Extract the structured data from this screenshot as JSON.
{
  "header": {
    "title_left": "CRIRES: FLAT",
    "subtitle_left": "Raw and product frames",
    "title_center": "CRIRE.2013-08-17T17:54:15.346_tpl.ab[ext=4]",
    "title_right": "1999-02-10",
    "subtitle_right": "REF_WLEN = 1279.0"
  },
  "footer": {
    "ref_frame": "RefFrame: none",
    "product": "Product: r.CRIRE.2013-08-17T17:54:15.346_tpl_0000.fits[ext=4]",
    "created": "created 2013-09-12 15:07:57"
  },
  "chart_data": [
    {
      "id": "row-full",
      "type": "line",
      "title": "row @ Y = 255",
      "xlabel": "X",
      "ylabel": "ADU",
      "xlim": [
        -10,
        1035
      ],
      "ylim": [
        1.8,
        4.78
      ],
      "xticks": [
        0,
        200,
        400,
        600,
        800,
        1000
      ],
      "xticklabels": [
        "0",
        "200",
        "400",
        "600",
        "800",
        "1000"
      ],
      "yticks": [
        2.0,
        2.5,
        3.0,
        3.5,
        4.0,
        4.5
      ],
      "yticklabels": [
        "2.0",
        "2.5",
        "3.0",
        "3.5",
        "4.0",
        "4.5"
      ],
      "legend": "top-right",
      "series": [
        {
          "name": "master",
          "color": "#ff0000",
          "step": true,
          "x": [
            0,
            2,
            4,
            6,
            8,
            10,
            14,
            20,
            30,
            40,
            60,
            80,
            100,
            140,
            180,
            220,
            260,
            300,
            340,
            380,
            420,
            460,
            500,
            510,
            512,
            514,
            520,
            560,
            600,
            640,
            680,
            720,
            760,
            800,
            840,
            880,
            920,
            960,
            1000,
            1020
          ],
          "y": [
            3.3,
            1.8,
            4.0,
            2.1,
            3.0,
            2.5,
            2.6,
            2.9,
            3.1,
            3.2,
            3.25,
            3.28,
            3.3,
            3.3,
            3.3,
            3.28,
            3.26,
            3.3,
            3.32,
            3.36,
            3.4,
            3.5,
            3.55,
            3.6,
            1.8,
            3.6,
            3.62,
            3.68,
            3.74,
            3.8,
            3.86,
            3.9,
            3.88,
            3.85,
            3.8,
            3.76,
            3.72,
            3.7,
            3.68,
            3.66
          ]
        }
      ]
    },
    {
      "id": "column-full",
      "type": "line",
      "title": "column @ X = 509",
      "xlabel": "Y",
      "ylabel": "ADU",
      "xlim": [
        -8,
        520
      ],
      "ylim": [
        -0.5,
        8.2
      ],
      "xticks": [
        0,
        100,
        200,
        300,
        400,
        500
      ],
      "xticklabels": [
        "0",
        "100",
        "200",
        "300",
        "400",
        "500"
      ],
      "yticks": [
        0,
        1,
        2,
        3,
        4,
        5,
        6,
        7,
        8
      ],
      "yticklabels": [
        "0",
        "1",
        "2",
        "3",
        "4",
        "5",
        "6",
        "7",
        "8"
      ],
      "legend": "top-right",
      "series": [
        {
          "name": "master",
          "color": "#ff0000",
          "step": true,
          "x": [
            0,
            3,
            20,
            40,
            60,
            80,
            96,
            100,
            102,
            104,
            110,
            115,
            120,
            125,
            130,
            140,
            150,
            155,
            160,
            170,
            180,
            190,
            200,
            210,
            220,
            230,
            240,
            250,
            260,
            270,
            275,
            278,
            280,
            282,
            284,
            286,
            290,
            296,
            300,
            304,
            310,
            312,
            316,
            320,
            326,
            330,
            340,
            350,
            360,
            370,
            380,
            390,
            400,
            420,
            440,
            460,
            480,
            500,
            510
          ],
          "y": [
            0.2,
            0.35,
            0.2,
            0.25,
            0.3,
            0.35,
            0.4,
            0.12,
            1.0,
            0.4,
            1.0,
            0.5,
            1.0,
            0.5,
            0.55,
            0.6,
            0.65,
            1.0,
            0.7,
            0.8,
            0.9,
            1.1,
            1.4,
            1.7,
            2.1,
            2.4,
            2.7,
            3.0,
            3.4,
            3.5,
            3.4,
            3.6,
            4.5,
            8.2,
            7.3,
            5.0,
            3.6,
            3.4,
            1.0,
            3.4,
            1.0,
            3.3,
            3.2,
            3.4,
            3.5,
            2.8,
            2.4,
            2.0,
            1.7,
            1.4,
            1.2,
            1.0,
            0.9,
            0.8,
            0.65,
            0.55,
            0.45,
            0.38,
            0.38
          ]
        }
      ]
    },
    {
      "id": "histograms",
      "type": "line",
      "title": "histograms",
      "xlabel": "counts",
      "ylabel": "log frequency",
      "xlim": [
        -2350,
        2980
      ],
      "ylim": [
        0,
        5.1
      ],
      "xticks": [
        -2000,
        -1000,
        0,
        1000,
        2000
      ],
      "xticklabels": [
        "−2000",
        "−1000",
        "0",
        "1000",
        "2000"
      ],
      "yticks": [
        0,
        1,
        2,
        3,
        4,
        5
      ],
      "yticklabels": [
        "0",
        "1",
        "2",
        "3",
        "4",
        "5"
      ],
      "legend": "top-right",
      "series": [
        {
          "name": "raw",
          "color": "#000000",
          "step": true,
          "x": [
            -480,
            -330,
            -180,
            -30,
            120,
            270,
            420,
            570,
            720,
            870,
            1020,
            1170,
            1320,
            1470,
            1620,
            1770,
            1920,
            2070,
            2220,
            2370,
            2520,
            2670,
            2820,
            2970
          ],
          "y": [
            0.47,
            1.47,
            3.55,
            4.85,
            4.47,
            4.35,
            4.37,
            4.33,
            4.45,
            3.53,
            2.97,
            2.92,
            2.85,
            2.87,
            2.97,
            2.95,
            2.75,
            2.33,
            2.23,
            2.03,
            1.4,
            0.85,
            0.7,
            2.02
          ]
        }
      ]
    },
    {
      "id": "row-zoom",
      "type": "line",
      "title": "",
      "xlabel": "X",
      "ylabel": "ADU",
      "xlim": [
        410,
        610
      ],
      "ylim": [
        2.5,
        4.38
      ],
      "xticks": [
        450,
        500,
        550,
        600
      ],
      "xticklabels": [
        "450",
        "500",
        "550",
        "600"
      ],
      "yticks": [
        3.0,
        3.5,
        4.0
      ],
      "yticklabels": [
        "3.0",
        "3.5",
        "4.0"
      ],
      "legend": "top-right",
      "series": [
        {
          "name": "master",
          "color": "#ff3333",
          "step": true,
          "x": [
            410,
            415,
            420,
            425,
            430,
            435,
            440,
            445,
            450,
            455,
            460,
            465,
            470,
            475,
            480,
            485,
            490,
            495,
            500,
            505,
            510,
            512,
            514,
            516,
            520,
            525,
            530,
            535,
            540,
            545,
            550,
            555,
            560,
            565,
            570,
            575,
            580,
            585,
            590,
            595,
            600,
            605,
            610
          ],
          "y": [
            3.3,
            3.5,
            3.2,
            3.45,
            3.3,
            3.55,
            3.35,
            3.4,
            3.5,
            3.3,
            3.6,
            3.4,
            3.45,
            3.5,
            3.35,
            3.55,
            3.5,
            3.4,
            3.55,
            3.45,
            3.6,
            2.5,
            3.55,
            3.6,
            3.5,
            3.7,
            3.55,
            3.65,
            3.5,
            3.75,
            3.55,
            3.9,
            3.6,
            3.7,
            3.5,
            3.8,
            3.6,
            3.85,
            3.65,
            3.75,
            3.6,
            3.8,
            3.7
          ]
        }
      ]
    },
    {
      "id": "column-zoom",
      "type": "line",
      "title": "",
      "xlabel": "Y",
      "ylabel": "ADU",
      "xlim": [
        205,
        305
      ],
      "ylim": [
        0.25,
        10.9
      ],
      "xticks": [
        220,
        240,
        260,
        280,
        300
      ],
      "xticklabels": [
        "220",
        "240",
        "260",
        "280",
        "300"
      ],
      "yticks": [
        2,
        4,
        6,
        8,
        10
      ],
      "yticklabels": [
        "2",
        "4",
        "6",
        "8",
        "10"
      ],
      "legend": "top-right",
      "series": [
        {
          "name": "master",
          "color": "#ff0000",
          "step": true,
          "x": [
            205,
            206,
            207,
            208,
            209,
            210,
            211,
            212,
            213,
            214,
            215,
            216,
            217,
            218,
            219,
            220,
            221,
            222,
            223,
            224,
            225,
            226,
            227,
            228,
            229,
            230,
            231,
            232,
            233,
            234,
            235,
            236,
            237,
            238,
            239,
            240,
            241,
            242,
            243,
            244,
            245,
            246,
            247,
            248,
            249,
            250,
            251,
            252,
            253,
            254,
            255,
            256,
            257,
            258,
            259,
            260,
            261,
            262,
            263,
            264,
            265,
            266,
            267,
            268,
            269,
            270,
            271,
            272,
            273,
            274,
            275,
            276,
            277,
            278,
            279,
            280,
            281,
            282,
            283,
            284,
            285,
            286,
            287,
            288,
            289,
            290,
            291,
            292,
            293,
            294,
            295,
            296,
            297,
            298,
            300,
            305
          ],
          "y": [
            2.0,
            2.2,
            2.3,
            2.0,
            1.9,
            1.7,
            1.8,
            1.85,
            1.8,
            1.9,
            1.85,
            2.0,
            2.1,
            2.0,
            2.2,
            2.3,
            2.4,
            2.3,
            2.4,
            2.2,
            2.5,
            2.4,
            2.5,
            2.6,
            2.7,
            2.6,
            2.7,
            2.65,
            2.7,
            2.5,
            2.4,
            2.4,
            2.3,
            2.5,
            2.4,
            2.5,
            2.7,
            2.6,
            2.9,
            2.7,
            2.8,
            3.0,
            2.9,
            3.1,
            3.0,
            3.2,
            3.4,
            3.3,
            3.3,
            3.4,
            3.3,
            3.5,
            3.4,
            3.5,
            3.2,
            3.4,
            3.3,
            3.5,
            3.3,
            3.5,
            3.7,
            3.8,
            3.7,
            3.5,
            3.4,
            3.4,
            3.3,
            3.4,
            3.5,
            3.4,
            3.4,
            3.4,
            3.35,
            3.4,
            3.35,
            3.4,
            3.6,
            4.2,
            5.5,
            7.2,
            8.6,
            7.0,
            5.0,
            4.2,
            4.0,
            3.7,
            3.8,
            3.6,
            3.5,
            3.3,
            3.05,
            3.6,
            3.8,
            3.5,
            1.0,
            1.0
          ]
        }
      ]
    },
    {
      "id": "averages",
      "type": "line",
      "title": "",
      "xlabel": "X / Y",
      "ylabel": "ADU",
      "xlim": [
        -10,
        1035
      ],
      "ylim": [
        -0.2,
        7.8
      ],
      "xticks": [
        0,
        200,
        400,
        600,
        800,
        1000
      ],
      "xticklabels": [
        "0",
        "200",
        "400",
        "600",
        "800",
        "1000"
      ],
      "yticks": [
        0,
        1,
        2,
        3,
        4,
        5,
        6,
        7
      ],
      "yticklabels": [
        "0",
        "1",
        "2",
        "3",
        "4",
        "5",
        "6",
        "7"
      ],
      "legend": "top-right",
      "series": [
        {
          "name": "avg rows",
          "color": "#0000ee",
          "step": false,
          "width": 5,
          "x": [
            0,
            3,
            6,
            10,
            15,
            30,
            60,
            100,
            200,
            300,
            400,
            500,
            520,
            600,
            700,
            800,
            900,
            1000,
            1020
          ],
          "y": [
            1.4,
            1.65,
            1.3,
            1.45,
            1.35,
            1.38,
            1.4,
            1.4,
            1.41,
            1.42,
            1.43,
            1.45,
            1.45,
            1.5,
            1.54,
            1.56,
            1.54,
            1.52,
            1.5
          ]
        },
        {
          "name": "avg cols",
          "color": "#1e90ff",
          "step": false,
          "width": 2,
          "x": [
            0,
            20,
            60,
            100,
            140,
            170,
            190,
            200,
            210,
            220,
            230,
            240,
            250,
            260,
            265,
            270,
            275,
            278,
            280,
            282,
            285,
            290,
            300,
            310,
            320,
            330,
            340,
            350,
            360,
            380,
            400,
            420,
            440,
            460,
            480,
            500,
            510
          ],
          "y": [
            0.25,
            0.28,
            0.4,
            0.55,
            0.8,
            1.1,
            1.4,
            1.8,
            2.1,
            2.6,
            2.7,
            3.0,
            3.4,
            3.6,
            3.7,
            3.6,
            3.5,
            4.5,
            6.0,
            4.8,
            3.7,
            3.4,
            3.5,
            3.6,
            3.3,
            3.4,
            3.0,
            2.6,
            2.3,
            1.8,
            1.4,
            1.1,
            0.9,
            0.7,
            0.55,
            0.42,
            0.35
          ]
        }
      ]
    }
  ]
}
※ ※ ※
• _Problem details_: Working from the material above, state how many lines contain "column"; give only the number.

• _Completed task_: 3